**Exercise directions**
A complete and exact copy of the entries below is the expected result.
[[ Records for the exercise, beginning ]]
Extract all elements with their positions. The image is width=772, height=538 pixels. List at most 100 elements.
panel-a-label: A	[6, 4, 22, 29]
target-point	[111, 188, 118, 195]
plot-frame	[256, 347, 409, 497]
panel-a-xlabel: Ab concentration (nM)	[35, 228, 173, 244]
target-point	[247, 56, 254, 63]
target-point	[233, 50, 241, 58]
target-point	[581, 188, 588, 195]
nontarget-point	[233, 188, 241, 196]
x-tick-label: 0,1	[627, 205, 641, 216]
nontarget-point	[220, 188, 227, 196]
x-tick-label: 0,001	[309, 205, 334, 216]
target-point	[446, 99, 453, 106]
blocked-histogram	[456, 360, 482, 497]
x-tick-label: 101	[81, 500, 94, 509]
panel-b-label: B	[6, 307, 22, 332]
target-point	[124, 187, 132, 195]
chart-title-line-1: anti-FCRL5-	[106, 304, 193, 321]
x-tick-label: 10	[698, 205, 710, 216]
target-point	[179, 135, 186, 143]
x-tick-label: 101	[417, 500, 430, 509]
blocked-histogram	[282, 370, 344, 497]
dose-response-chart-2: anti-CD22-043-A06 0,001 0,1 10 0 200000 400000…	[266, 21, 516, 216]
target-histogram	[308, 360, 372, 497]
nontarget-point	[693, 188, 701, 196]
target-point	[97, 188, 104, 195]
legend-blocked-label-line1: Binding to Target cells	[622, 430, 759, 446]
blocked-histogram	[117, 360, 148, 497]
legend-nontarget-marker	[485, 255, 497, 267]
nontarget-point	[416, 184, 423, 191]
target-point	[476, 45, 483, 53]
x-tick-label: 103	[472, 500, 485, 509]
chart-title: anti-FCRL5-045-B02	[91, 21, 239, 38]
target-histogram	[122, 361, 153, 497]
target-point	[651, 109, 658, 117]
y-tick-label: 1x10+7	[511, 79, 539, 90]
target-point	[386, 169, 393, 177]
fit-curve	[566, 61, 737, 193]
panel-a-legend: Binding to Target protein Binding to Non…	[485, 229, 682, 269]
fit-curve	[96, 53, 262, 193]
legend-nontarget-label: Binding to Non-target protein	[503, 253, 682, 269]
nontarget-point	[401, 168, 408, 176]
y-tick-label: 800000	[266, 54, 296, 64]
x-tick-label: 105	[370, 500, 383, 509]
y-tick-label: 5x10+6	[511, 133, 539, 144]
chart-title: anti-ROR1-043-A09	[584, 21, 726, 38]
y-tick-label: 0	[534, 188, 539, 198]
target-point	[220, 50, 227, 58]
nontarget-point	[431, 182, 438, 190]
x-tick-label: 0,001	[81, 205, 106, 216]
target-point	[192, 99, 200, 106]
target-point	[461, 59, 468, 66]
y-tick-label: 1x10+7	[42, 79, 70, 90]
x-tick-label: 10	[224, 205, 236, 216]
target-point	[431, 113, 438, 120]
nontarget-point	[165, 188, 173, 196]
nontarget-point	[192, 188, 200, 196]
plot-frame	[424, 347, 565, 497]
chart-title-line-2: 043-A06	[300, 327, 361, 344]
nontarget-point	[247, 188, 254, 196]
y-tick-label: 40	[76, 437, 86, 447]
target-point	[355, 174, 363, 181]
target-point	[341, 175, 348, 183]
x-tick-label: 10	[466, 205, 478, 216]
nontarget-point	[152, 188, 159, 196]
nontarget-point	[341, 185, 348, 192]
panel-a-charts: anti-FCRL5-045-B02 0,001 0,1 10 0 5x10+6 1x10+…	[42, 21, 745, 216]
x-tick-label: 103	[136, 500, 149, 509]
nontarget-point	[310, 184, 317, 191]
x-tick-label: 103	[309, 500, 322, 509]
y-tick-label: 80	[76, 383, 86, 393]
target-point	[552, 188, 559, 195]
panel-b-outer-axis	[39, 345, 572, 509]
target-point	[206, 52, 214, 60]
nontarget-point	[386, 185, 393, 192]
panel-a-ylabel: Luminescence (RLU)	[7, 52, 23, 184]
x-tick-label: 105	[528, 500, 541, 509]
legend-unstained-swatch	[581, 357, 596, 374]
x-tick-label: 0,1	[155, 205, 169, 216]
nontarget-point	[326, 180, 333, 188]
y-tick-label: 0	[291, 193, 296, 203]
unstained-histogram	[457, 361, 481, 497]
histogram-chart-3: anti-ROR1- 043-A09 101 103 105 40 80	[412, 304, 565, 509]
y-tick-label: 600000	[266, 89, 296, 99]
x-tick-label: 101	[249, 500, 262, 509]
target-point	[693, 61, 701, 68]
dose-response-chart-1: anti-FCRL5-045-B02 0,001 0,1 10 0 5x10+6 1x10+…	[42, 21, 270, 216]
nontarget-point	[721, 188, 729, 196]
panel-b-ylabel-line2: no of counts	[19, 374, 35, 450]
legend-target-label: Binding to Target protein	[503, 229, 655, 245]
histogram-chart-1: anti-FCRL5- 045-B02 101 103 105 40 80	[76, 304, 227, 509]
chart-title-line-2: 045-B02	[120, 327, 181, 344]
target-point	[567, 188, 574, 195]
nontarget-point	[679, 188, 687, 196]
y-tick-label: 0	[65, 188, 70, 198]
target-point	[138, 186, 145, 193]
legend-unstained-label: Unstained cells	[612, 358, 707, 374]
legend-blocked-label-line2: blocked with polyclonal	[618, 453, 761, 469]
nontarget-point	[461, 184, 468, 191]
[[ Records for the exercise, end ]]
**Written answer**
Extract all elements with their positions. The image is width=772, height=538 pixels. List at most 100 elements.
panel-a-label: A	[6, 4, 22, 29]
target-point	[111, 188, 118, 195]
plot-frame	[256, 347, 409, 497]
panel-a-xlabel: Ab concentration (nM)	[35, 228, 173, 244]
target-point	[247, 56, 254, 63]
target-point	[233, 50, 241, 58]
target-point	[581, 188, 588, 195]
nontarget-point	[233, 188, 241, 196]
x-tick-label: 0,1	[627, 205, 641, 216]
nontarget-point	[220, 188, 227, 196]
x-tick-label: 0,001	[309, 205, 334, 216]
target-point	[446, 99, 453, 106]
blocked-histogram	[456, 360, 482, 497]
x-tick-label: 101	[81, 500, 94, 509]
panel-b-label: B	[6, 307, 22, 332]
target-point	[124, 187, 132, 195]
chart-title-line-1: anti-FCRL5-	[106, 304, 193, 321]
x-tick-label: 10	[698, 205, 710, 216]
target-point	[179, 135, 186, 143]
x-tick-label: 101	[417, 500, 430, 509]
blocked-histogram	[282, 370, 344, 497]
dose-response-chart-2: anti-CD22-043-A06 0,001 0,1 10 0 200000 400000…	[266, 21, 516, 216]
target-histogram	[308, 360, 372, 497]
nontarget-point	[693, 188, 701, 196]
target-point	[97, 188, 104, 195]
legend-blocked-label-line1: Binding to Target cells	[622, 430, 759, 446]
blocked-histogram	[117, 360, 148, 497]
legend-nontarget-marker	[485, 255, 497, 267]
nontarget-point	[416, 184, 423, 191]
target-point	[476, 45, 483, 53]
x-tick-label: 103	[472, 500, 485, 509]
chart-title: anti-FCRL5-045-B02	[91, 21, 239, 38]
target-histogram	[122, 361, 153, 497]
target-point	[651, 109, 658, 117]
y-tick-label: 1x10+7	[511, 79, 539, 90]
target-point	[386, 169, 393, 177]
fit-curve	[566, 61, 737, 193]
panel-a-legend: Binding to Target protein Binding to Non…	[485, 229, 682, 269]
fit-curve	[96, 53, 262, 193]
legend-nontarget-label: Binding to Non-target protein	[503, 253, 682, 269]
nontarget-point	[401, 168, 408, 176]
y-tick-label: 800000	[266, 54, 296, 64]
x-tick-label: 105	[370, 500, 383, 509]
y-tick-label: 5x10+6	[511, 133, 539, 144]
chart-title: anti-ROR1-043-A09	[584, 21, 726, 38]
y-tick-label: 0	[534, 188, 539, 198]
target-point	[220, 50, 227, 58]
nontarget-point	[431, 182, 438, 190]
x-tick-label: 0,001	[81, 205, 106, 216]
target-point	[192, 99, 200, 106]
target-point	[461, 59, 468, 66]
y-tick-label: 1x10+7	[42, 79, 70, 90]
x-tick-label: 10	[224, 205, 236, 216]
target-point	[431, 113, 438, 120]
nontarget-point	[165, 188, 173, 196]
nontarget-point	[192, 188, 200, 196]
plot-frame	[424, 347, 565, 497]
chart-title-line-2: 043-A06	[300, 327, 361, 344]
nontarget-point	[247, 188, 254, 196]
y-tick-label: 40	[76, 437, 86, 447]
target-point	[355, 174, 363, 181]
target-point	[341, 175, 348, 183]
x-tick-label: 10	[466, 205, 478, 216]
nontarget-point	[152, 188, 159, 196]
nontarget-point	[341, 185, 348, 192]
panel-a-charts: anti-FCRL5-045-B02 0,001 0,1 10 0 5x10+6 1x10+…	[42, 21, 745, 216]
x-tick-label: 103	[136, 500, 149, 509]
nontarget-point	[310, 184, 317, 191]
x-tick-label: 103	[309, 500, 322, 509]
y-tick-label: 80	[76, 383, 86, 393]
target-point	[552, 188, 559, 195]
panel-b-outer-axis	[39, 345, 572, 509]
target-point	[206, 52, 214, 60]
nontarget-point	[386, 185, 393, 192]
panel-a-ylabel: Luminescence (RLU)	[7, 52, 23, 184]
x-tick-label: 105	[528, 500, 541, 509]
legend-unstained-swatch	[581, 357, 596, 374]
x-tick-label: 0,1	[155, 205, 169, 216]
nontarget-point	[326, 180, 333, 188]
y-tick-label: 0	[291, 193, 296, 203]
unstained-histogram	[457, 361, 481, 497]
histogram-chart-3: anti-ROR1- 043-A09 101 103 105 40 80	[412, 304, 565, 509]
y-tick-label: 600000	[266, 89, 296, 99]
x-tick-label: 101	[249, 500, 262, 509]
target-point	[693, 61, 701, 68]
dose-response-chart-1: anti-FCRL5-045-B02 0,001 0,1 10 0 5x10+6 1x10+…	[42, 21, 270, 216]
nontarget-point	[721, 188, 729, 196]
panel-b-ylabel-line2: no of counts	[19, 374, 35, 450]
legend-target-label: Binding to Target protein	[503, 229, 655, 245]
histogram-chart-1: anti-FCRL5- 045-B02 101 103 105 40 80	[76, 304, 227, 509]
chart-title-line-2: 045-B02	[120, 327, 181, 344]
target-point	[567, 188, 574, 195]
nontarget-point	[679, 188, 687, 196]
y-tick-label: 0	[65, 188, 70, 198]
target-point	[138, 186, 145, 193]
legend-unstained-label: Unstained cells	[612, 358, 707, 374]
legend-blocked-label-line2: blocked with polyclonal	[618, 453, 761, 469]
nontarget-point	[461, 184, 468, 191]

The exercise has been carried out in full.